*Complete the following:*
[1] According to the text on nucleophosmin gene mutations in acute myelogenous leukemia, in how many of the 401 screened patients were NPM1 mutations detected?
[2] Write a continuation of the text on nucleophosmin gene mutations in acute myelogenous leukemia, starting immediately after its final line.

BEGIN Text segment

Nucleophosmin gene mutations are predictors of favorable prognosis in acute myelogenous leukemia with a normal karyotype.

Nucleophosmin (NPM1) exon-12 gene mutations are the hallmark of a large acute myelogenous leukemia (AML) subgroup with normal karyotype, but their prognostic value in this AML subset has not yet been determined. We screened 401 AML patients with normal karyotype treated within the German AML Cooperative Group Protocol 99 (AMLCG99) study for NPM1 mutations. Results were related with partial tandem duplications within the MLL gene (MLL-PTD), Fms-like tyrosine kinase 3-length mutations (FLT3-LM), the tyrosine kinase domain of FLT3 (FLT3-TKD), NRAS, KIT, and CEBPA mutations and with clinical characteristics and outcome. NPM1 mutations were detected in 212 (52.9%) of 401 patients. Fourteen mutations, including 8 new variants, were identified. NPM1-mutated cases associated frequently with FLT3 mutations but rarely with other mutations. The NPM1-mutated group had a higher complete remission (CR) rate (70.5% vs 54.7%, P = .003), a trend to a longer overall survival (OS; median 1012 vs 549 days, P = .076), and significantly longer event-free survival (EFS; median 428 vs 336 days; P = .012). The favorable impact of NPM1 mutations on OS and EFS clearly emerged in the large group (264 [66.8%] of 395 cases) of normal-karyotype AML without FLT3-LM. This positive effect was lost in the presence of a concomitant FLT3-LM, since survival of the NPM1+/FLT3-LM+ double positive was similar to NPM1-/FLT3-LM+ cases. In conclusion, this study demonstrates that NPM1+/FLT3-LM- mutations are an independent predictor for a favorable outcome in AML with normal karyotype.

[1]  G. Schütz,et al.  Use of gene transfer and a novel cosmid rescue strategy to isolate transforming sequences. , 1985, The EMBO journal.

[2]  G. Tricot,et al.  The 5q-anomaly. , 1985, Cancer genetics and cytogenetics.

END Text segment
BEGIN Data for analysis

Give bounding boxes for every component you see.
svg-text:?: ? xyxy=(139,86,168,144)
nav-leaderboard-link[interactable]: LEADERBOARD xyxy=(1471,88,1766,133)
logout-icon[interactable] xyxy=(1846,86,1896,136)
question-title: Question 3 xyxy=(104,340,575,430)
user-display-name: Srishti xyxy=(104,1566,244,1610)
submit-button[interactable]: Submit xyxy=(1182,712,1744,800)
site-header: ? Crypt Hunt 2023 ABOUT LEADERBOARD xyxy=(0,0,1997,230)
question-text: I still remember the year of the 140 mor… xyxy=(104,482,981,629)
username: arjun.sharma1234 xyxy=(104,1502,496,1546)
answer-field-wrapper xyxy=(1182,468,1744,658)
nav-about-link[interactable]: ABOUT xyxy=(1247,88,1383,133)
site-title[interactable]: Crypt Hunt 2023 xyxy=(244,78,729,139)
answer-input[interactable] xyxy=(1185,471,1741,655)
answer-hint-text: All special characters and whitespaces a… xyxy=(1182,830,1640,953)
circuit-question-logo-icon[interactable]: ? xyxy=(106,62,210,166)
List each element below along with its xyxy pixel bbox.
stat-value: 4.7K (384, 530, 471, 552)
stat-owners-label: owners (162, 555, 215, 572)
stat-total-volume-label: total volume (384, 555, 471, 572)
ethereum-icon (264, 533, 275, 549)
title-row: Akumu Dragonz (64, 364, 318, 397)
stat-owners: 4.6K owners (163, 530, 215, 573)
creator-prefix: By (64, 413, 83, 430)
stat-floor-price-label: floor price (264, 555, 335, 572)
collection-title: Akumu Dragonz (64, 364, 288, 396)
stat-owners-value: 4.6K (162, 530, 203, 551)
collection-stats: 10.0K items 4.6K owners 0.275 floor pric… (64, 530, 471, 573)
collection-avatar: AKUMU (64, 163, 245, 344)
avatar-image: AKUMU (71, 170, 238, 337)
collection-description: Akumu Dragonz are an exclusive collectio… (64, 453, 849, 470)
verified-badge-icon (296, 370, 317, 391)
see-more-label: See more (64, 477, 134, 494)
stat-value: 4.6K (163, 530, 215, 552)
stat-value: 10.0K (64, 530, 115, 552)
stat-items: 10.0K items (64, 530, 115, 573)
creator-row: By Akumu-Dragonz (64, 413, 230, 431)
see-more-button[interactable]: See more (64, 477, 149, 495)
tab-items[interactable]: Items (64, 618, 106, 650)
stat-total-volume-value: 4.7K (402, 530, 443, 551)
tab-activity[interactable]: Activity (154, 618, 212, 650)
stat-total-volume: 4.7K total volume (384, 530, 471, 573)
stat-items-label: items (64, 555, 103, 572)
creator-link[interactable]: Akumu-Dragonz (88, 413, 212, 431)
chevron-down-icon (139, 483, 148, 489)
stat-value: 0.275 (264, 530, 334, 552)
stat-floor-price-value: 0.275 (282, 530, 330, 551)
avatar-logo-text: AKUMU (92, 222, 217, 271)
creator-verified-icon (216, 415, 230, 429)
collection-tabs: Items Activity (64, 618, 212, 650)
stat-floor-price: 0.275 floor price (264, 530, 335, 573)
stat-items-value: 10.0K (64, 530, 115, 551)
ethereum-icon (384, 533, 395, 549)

END Data for analysis

*Solved tasks:*
[1] 212 (52.9%) of the 401 patients.

[2]
[3]  C. Lehner,et al.  Major nucleolar proteins shuttle between nucleus and cytoplasm , 1989, Cell.

[4]  M. Caligiuri,et al.  Molecular rearrangement of the ALL-1 gene in acute myeloid leukemia without cytogenetic evidence of 11q23 chromosomal translocations. , 1994, Cancer research.

[5]  F. Mitelman ISCN 1995 : an international system for human cytogenetic nomenclature (1995) : recommendations of the International Standing Committee on Human Cytogenetic Nomenclature : Memphis, Tennessee, USA, October 9-13, 1994 , 1995 .

[6]  K Wheatley,et al.  The importance of diagnostic cytogenetics on outcome in AML: analysis of 1,612 patients entered into the MRC AML 10 trial. The Medical Research Council Adult and Children's Leukaemia Working Parties. , 1998, Blood.

[7]  P. Chan,et al.  A study of correlation between NPM-translocation and apoptosis in cells induced by daunomycin. , 1999, Biochemical pharmacology.

[8]  B Falini,et al.  Detection of normal and chimeric nucleophosmin in human cells. , 1999, Blood.

[9]  T. Naoe,et al.  Prognostic implication of FLT3 and N-RAS gene mutations in acute myeloid leukemia. , 1999, Blood.

[10]  M. Slovak,et al.  Karyotypic analysis predicts outcome of preremission and postremission therapy in adult acute myeloid leukemia: a Southwest Oncology Group/Eastern Cooperative Oncology Group Study. , 2000, Blood.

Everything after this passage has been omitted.